**To be done**: Filter the entries and keep only the lines where the string "night" appears.

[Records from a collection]
◆ ◆ ◆ ◆ ◆

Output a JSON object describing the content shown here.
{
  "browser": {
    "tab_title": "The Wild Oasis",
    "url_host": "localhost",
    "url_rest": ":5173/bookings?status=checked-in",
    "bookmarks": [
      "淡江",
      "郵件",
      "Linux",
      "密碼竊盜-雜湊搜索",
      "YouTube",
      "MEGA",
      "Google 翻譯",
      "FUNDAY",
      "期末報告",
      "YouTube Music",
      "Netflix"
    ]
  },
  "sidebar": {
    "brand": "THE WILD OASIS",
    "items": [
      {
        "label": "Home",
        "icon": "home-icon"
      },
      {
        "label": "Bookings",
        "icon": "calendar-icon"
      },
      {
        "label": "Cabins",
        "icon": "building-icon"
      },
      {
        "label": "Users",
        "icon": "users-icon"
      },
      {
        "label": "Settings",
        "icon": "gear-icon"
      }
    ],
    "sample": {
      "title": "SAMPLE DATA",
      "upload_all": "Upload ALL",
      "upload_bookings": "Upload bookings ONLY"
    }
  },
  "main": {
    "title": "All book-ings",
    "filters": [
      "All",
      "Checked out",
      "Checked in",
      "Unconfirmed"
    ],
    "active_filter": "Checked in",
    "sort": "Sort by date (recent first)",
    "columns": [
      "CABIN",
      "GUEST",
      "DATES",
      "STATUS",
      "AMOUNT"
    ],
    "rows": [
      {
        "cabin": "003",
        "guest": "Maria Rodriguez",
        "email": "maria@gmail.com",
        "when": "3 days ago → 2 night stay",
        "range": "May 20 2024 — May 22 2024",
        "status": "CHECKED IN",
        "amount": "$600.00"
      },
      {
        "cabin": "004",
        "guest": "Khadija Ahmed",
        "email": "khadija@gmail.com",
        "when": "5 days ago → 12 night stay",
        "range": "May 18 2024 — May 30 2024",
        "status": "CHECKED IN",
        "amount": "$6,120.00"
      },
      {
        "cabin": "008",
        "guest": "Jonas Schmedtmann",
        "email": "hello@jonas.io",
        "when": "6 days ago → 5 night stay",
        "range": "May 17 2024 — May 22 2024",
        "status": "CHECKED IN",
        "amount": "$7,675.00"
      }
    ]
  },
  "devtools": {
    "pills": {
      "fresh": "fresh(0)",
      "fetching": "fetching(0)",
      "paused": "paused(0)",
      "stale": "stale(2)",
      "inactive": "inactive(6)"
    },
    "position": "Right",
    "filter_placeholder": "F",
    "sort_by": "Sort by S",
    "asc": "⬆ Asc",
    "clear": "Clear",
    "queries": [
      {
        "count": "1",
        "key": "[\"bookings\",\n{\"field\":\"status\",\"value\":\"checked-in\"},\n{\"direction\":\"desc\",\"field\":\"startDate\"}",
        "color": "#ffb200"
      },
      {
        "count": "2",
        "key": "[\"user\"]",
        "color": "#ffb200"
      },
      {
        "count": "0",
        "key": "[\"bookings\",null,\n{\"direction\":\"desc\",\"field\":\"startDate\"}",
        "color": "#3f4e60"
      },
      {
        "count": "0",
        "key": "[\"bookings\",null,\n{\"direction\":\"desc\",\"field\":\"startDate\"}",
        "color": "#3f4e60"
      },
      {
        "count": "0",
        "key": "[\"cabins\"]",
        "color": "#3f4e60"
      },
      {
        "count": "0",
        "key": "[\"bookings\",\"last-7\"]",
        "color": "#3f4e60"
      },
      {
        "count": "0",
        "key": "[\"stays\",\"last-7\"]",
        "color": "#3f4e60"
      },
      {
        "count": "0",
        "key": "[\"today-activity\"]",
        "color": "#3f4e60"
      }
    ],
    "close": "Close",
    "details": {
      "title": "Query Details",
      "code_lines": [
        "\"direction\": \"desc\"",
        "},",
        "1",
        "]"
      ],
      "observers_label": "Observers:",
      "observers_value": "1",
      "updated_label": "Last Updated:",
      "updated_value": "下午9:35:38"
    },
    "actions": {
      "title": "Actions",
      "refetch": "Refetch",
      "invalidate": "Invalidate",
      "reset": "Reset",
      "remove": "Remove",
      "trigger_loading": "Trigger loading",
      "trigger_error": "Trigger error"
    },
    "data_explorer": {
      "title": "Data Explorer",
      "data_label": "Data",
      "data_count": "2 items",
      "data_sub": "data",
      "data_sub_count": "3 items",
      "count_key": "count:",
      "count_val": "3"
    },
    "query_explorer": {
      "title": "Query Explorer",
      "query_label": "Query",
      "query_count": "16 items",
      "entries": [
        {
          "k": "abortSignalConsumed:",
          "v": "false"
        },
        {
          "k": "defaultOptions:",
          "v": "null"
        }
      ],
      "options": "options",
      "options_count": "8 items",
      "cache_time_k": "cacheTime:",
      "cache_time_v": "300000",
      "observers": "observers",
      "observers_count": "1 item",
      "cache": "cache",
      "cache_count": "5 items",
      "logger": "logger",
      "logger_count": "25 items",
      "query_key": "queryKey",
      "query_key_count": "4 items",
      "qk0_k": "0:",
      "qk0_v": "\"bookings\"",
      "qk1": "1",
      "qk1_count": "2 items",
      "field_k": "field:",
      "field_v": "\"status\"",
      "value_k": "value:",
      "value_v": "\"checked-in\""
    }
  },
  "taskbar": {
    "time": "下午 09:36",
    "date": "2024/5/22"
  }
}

◆ ◆ ◆ ◆ ◆

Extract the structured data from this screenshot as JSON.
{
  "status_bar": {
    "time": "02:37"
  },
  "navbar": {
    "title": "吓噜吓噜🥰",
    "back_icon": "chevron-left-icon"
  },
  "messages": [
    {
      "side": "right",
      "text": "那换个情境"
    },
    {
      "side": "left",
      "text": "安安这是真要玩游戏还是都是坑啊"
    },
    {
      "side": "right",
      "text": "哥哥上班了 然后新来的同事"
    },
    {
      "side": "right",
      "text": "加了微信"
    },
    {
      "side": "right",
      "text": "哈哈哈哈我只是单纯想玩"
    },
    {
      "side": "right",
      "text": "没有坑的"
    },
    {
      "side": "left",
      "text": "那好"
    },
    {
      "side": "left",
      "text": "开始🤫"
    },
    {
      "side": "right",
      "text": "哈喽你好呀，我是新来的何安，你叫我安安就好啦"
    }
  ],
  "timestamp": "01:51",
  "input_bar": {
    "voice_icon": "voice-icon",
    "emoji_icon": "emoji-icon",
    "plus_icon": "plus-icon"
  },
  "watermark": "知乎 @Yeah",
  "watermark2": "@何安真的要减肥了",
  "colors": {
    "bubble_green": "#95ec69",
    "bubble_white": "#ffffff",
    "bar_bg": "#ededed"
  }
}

◆ ◆ ◆ ◆ ◆

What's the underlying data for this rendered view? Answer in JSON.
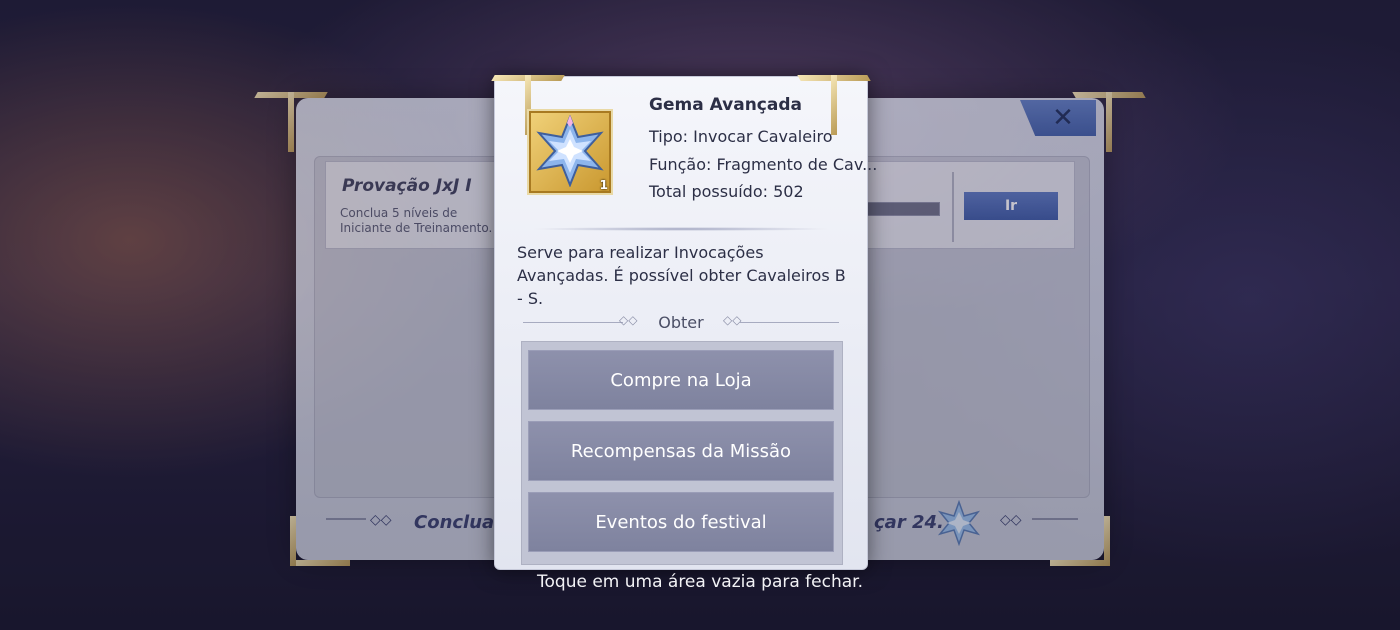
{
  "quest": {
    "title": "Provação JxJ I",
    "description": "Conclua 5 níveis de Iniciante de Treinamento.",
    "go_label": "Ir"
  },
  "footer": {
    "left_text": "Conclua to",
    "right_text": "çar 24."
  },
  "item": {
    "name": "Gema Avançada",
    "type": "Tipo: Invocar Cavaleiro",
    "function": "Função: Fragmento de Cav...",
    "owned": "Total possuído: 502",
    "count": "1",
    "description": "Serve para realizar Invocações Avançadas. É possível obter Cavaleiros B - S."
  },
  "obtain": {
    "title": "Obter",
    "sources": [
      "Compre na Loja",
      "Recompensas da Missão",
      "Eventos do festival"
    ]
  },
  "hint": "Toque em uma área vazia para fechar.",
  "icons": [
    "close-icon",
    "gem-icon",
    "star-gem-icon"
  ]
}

◆ ◆ ◆ ◆ ◆

**Exercise solution**:
        "when": "3 days ago → 2 night stay",
        "when": "5 days ago → 12 night stay",
        "when": "6 days ago → 5 night stay",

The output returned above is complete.